**WHAT YOU ARE ASKED TO DO**
Images are not part of the copy; transcribe all the data exactly.

BEGIN THE INPUT

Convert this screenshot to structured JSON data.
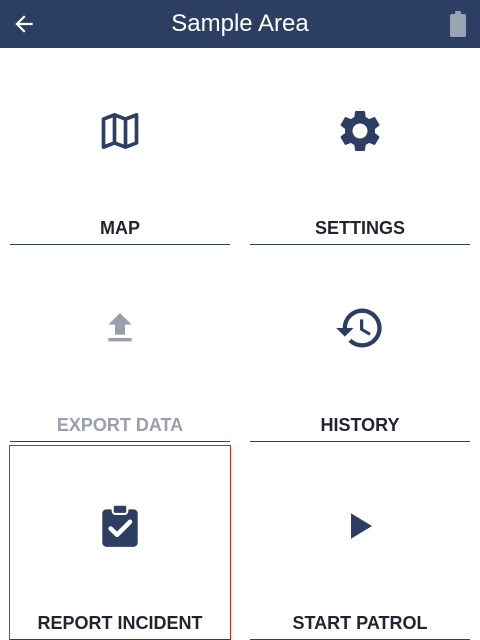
{
  "header": {
    "title": "Sample Area",
    "back_icon": "arrow-left-icon",
    "battery_icon": "battery-icon"
  },
  "colors": {
    "header_bg": "#2d3e63",
    "icon": "#2d3e63",
    "disabled": "#9aa0ab",
    "selection": "#e02020"
  },
  "tiles": [
    {
      "label": "MAP",
      "icon": "map-icon",
      "enabled": true
    },
    {
      "label": "SETTINGS",
      "icon": "gear-icon",
      "enabled": true
    },
    {
      "label": "EXPORT DATA",
      "icon": "upload-icon",
      "enabled": false
    },
    {
      "label": "HISTORY",
      "icon": "history-icon",
      "enabled": true
    },
    {
      "label": "REPORT INCIDENT",
      "icon": "clipboard-check-icon",
      "enabled": true,
      "selected": true
    },
    {
      "label": "START PATROL",
      "icon": "play-icon",
      "enabled": true
    }
  ]
}
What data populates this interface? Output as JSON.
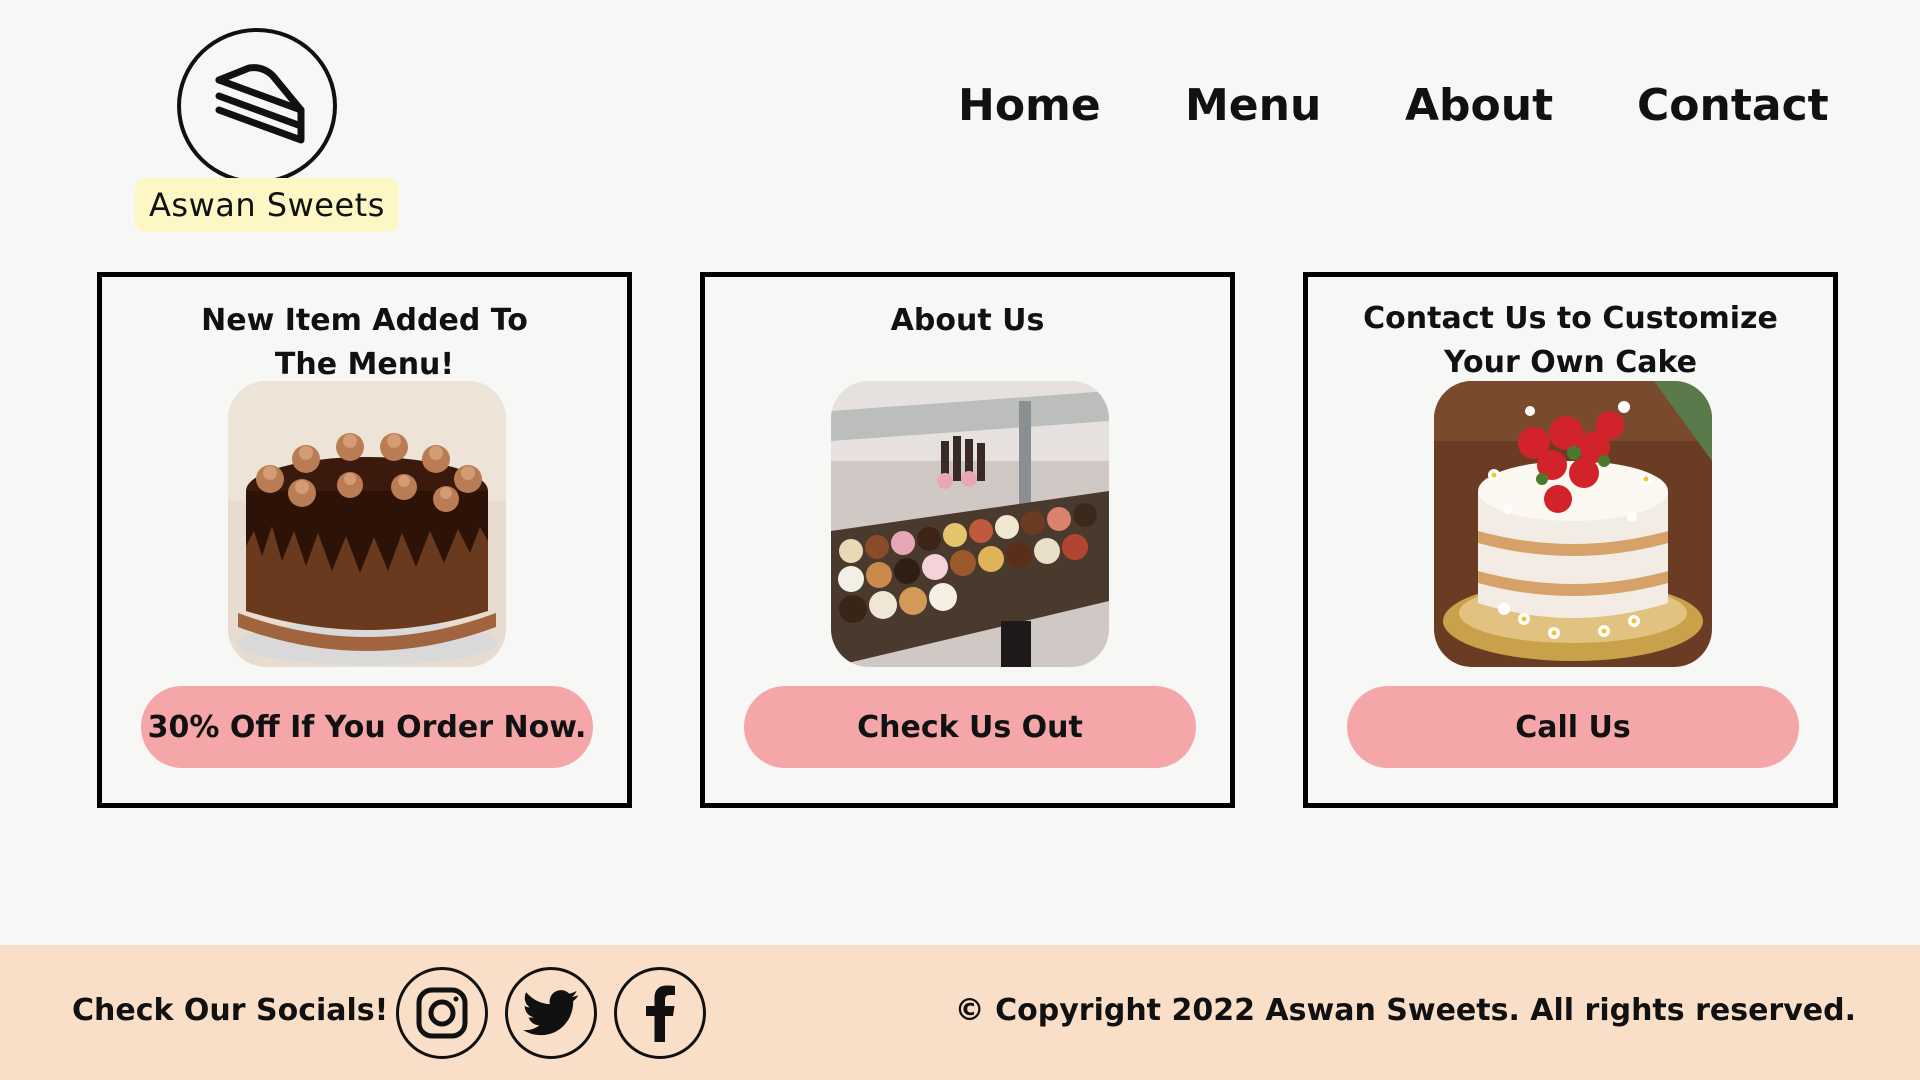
{
  "brand": {
    "name": "Aswan Sweets",
    "logo_icon": "cake-slice-icon"
  },
  "nav": {
    "items": [
      "Home",
      "Menu",
      "About",
      "Contact"
    ]
  },
  "cards": [
    {
      "title_line1": "New Item Added To",
      "title_line2": "The Menu!",
      "image": "chocolate-drip-cake",
      "button": "30% Off If You Order Now."
    },
    {
      "title_line1": "About Us",
      "title_line2": "",
      "image": "bakery-display-case",
      "button": "Check Us Out"
    },
    {
      "title_line1": "Contact Us to Customize",
      "title_line2": "Your Own Cake",
      "image": "strawberry-naked-cake",
      "button": "Call Us"
    }
  ],
  "footer": {
    "socials_label": "Check Our Socials!",
    "socials": [
      "instagram-icon",
      "twitter-icon",
      "facebook-icon"
    ],
    "copyright": "© Copyright 2022 Aswan Sweets. All rights reserved."
  },
  "colors": {
    "background": "#f7f7f6",
    "button": "#f5a6a8",
    "footer": "#fadfc8",
    "brand_highlight": "#fdf7c6"
  }
}
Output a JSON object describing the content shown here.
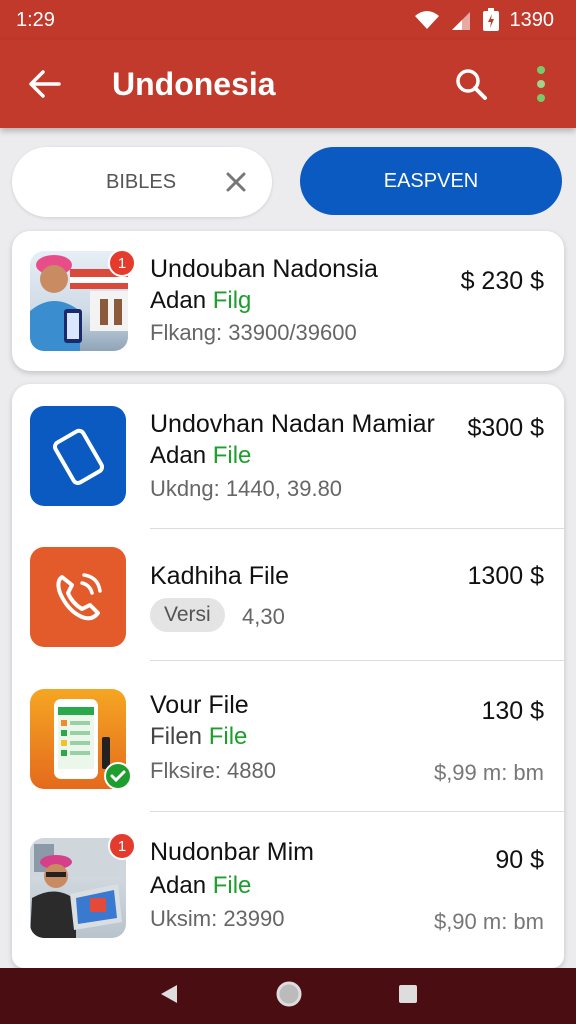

END THE INPUT

**OUTPUT FOR THIS EXERCISE**
Convert this screenshot to structured JSON data.
{
  "header": {
    "title": "Sample Area",
    "back_icon": "arrow-left-icon",
    "battery_icon": "battery-icon"
  },
  "colors": {
    "header_bg": "#2d3e63",
    "icon": "#2d3e63",
    "disabled": "#9aa0ab",
    "selection": "#e02020"
  },
  "tiles": [
    {
      "label": "MAP",
      "icon": "map-icon",
      "enabled": true
    },
    {
      "label": "SETTINGS",
      "icon": "gear-icon",
      "enabled": true
    },
    {
      "label": "EXPORT DATA",
      "icon": "upload-icon",
      "enabled": false
    },
    {
      "label": "HISTORY",
      "icon": "history-icon",
      "enabled": true
    },
    {
      "label": "REPORT INCIDENT",
      "icon": "clipboard-check-icon",
      "enabled": true,
      "selected": true
    },
    {
      "label": "START PATROL",
      "icon": "play-icon",
      "enabled": true
    }
  ]
}
What data populates this interface? Output as JSON.
{
  "brand": {
    "name": "Aswan Sweets",
    "logo_icon": "cake-slice-icon"
  },
  "nav": {
    "items": [
      "Home",
      "Menu",
      "About",
      "Contact"
    ]
  },
  "cards": [
    {
      "title_line1": "New Item Added To",
      "title_line2": "The Menu!",
      "image": "chocolate-drip-cake",
      "button": "30% Off If You Order Now."
    },
    {
      "title_line1": "About Us",
      "title_line2": "",
      "image": "bakery-display-case",
      "button": "Check Us Out"
    },
    {
      "title_line1": "Contact Us to Customize",
      "title_line2": "Your Own Cake",
      "image": "strawberry-naked-cake",
      "button": "Call Us"
    }
  ],
  "footer": {
    "socials_label": "Check Our Socials!",
    "socials": [
      "instagram-icon",
      "twitter-icon",
      "facebook-icon"
    ],
    "copyright": "© Copyright 2022 Aswan Sweets. All rights reserved."
  },
  "colors": {
    "background": "#f7f7f6",
    "button": "#f5a6a8",
    "footer": "#fadfc8",
    "brand_highlight": "#fdf7c6"
  }
}
Output a JSON object describing the content shown here.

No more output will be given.